*DESCRIPTION OF THE TASK*.
Give the listing again exactly, omitting its images.

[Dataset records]
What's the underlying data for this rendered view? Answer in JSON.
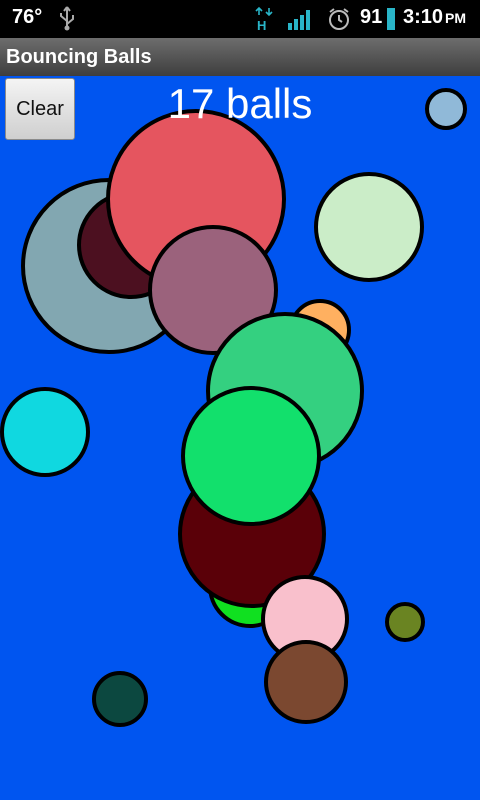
{
  "status_bar": {
    "temperature": "76°",
    "battery_percent": "91",
    "time": "3:10",
    "ampm": "PM",
    "icons": [
      "usb-icon",
      "hspa-icon",
      "signal-icon",
      "alarm-icon",
      "battery-icon"
    ]
  },
  "app": {
    "title": "Bouncing Balls"
  },
  "controls": {
    "clear_label": "Clear",
    "ball_count": "17 balls"
  },
  "balls": [
    {
      "color": "#82a7b1"
    },
    {
      "color": "#4c1020"
    },
    {
      "color": "#e5555f"
    },
    {
      "color": "#9b627c"
    },
    {
      "color": "#90b9d8"
    },
    {
      "color": "#cbedc8"
    },
    {
      "color": "#ffb060"
    },
    {
      "color": "#34d080"
    },
    {
      "color": "#10d8e0"
    },
    {
      "color": "#10e020"
    },
    {
      "color": "#5a0008"
    },
    {
      "color": "#12e06c"
    },
    {
      "color": "#f9c0cc"
    },
    {
      "color": "#6a8422"
    },
    {
      "color": "#7b4830"
    },
    {
      "color": "#0c4840"
    }
  ]
}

*SOLUTION TO THIS EXERCISE*.
What's the underlying data for this rendered view? Answer in JSON.
{
  "status_bar": {
    "temperature": "76°",
    "battery_percent": "91",
    "time": "3:10",
    "ampm": "PM",
    "icons": [
      "usb-icon",
      "hspa-icon",
      "signal-icon",
      "alarm-icon",
      "battery-icon"
    ]
  },
  "app": {
    "title": "Bouncing Balls"
  },
  "controls": {
    "clear_label": "Clear",
    "ball_count": "17 balls"
  },
  "balls": [
    {
      "color": "#82a7b1"
    },
    {
      "color": "#4c1020"
    },
    {
      "color": "#e5555f"
    },
    {
      "color": "#9b627c"
    },
    {
      "color": "#90b9d8"
    },
    {
      "color": "#cbedc8"
    },
    {
      "color": "#ffb060"
    },
    {
      "color": "#34d080"
    },
    {
      "color": "#10d8e0"
    },
    {
      "color": "#10e020"
    },
    {
      "color": "#5a0008"
    },
    {
      "color": "#12e06c"
    },
    {
      "color": "#f9c0cc"
    },
    {
      "color": "#6a8422"
    },
    {
      "color": "#7b4830"
    },
    {
      "color": "#0c4840"
    }
  ]
}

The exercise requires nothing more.